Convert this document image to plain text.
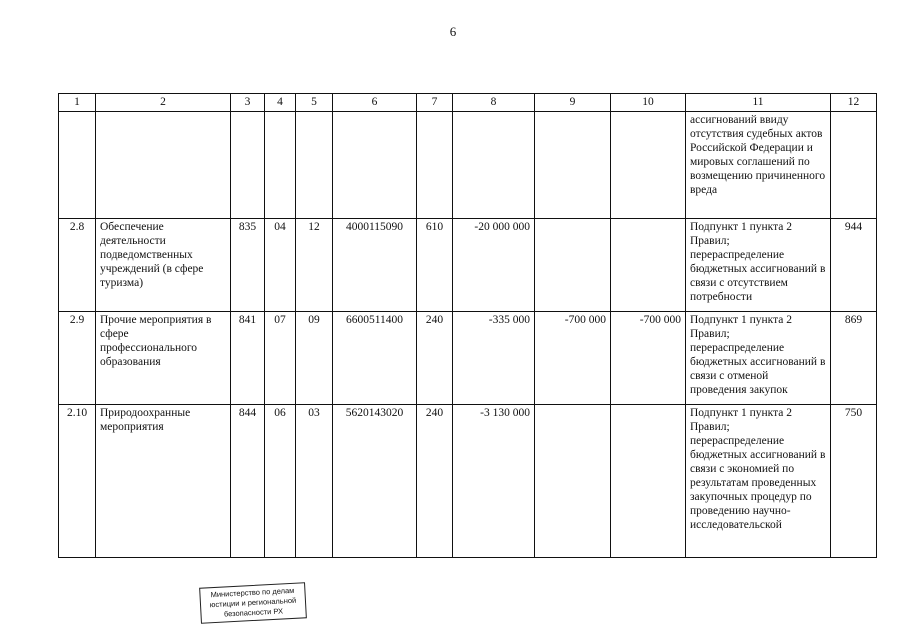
6
1	2	3	4	5	6	7	8	9	10	11	12
										ассигнований ввиду отсутствия судебных актов Российской Федерации и мировых соглашений по возмещению причиненного вреда	
2.8	Обеспечение деятельности подведомственных учреждений (в сфере туризма)	835	04	12	4000115090	610	-20 000 000			Подпункт 1 пункта 2 Правил; перераспределение бюджетных ассигнований в связи с отсутствием потребности	944
2.9	Прочие мероприятия в сфере профессионального образования	841	07	09	6600511400	240	-335 000	-700 000	-700 000	Подпункт 1 пункта 2 Правил; перераспределение бюджетных ассигнований в связи с отменой проведения закупок	869
2.10	Природоохранные мероприятия	844	06	03	5620143020	240	-3 130 000			Подпункт 1 пункта 2 Правил; перераспределение бюджетных ассигнований в связи с экономией по результатам проведенных закупочных процедур по проведению научно-исследовательской	750
Министерство по делам
юстиции и региональной
безопасности РХ
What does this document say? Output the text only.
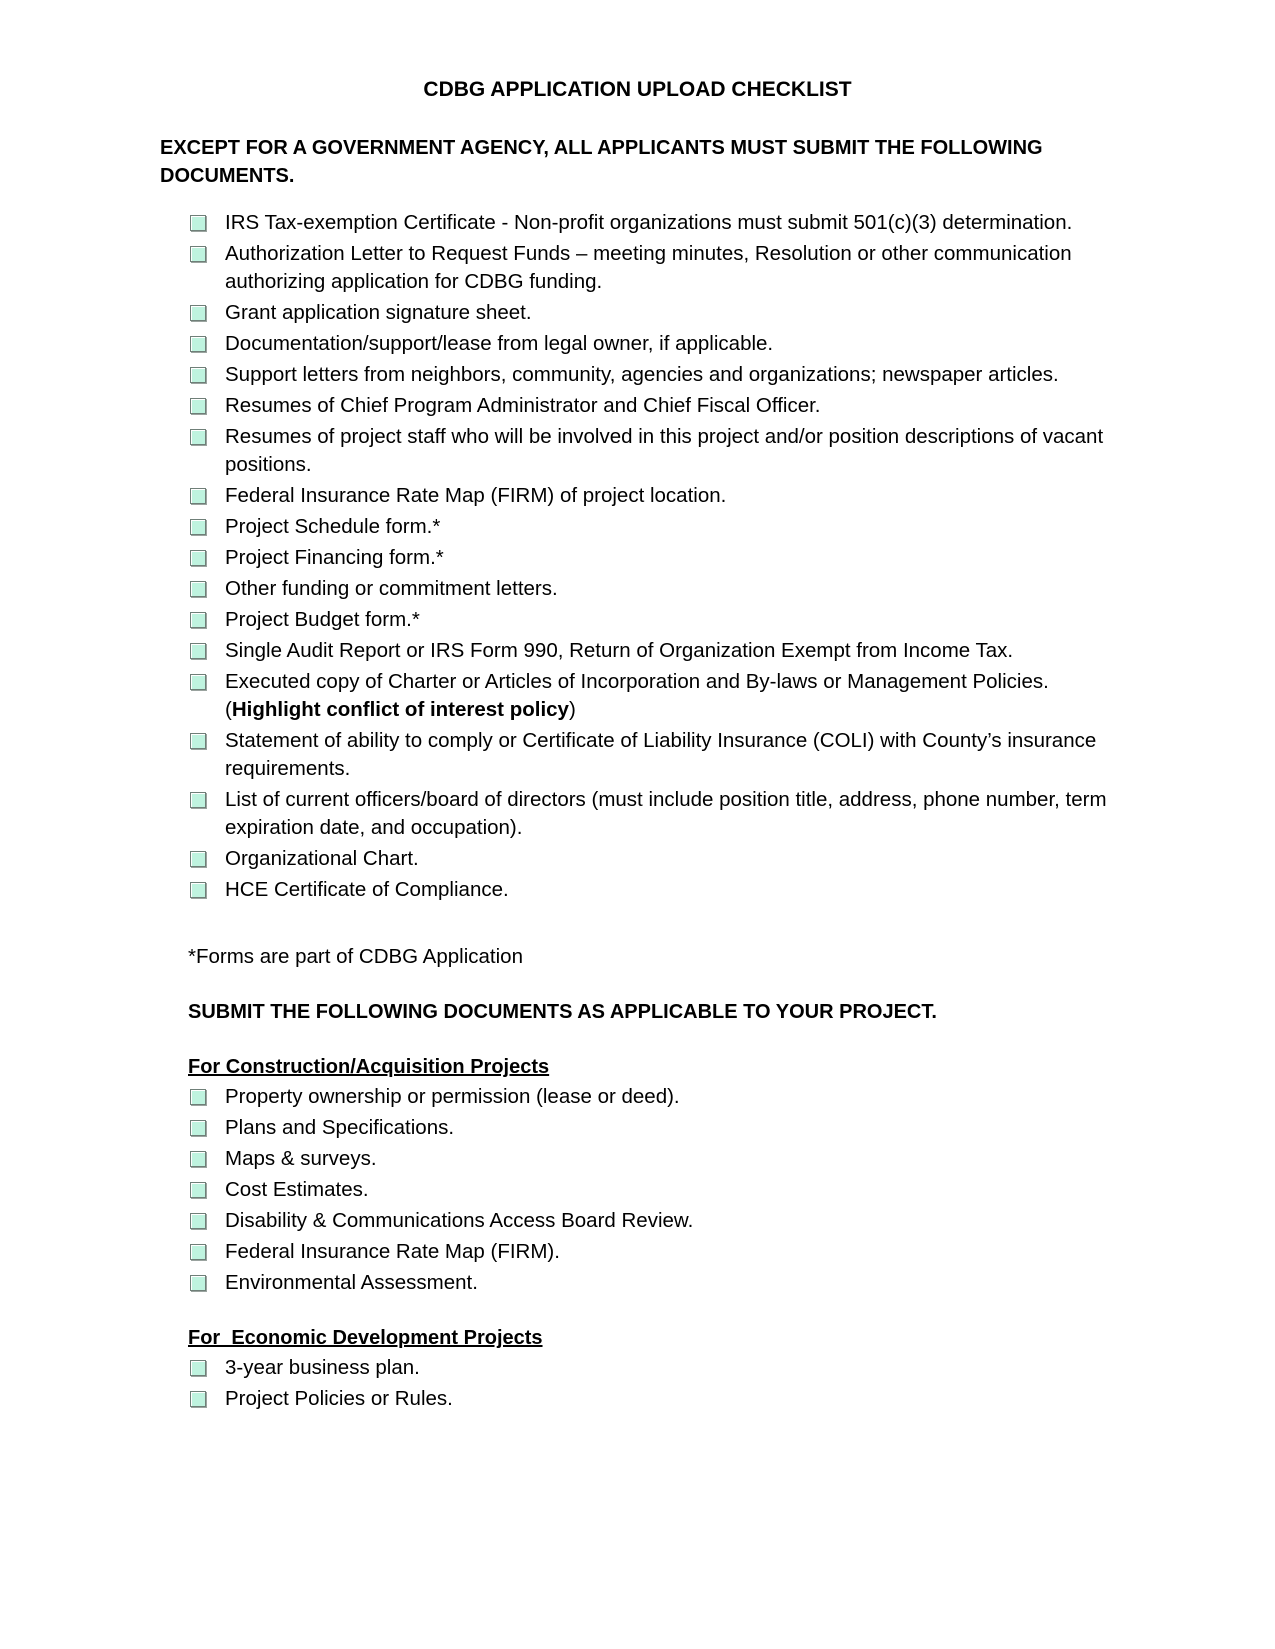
CDBG APPLICATION UPLOAD CHECKLIST
EXCEPT FOR A GOVERNMENT AGENCY, ALL APPLICANTS MUST SUBMIT THE FOLLOWING DOCUMENTS.
IRS Tax-exemption Certificate - Non-profit organizations must submit 501(c)(3) determination.
Authorization Letter to Request Funds – meeting minutes, Resolution or other communication authorizing application for CDBG funding.
Grant application signature sheet.
Documentation/support/lease from legal owner, if applicable.
Support letters from neighbors, community, agencies and organizations; newspaper articles.
Resumes of Chief Program Administrator and Chief Fiscal Officer.
Resumes of project staff who will be involved in this project and/or position descriptions of vacant positions.
Federal Insurance Rate Map (FIRM) of project location.
Project Schedule form.*
Project Financing form.*
Other funding or commitment letters.
Project Budget form.*
Single Audit Report or IRS Form 990, Return of Organization Exempt from Income Tax.
Executed copy of Charter or Articles of Incorporation and By-laws or Management Policies.
(Highlight conflict of interest policy)
Statement of ability to comply or Certificate of Liability Insurance (COLI) with County’s insurance requirements.
List of current officers/board of directors (must include position title, address, phone number, term expiration date, and occupation).
Organizational Chart.
HCE Certificate of Compliance.
*Forms are part of CDBG Application
SUBMIT THE FOLLOWING DOCUMENTS AS APPLICABLE TO YOUR PROJECT.
For Construction/Acquisition Projects
Property ownership or permission (lease or deed).
Plans and Specifications.
Maps & surveys.
Cost Estimates.
Disability & Communications Access Board Review.
Federal Insurance Rate Map (FIRM).
Environmental Assessment.
For  Economic Development Projects
3-year business plan.
Project Policies or Rules.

Challenge → Select from the material above each line in which the string "FOLLOWING" appears, and list those lines.

Complete answer →
EXCEPT FOR A GOVERNMENT AGENCY, ALL APPLICANTS MUST SUBMIT THE FOLLOWING DOCUMENTS.
SUBMIT THE FOLLOWING DOCUMENTS AS APPLICABLE TO YOUR PROJECT.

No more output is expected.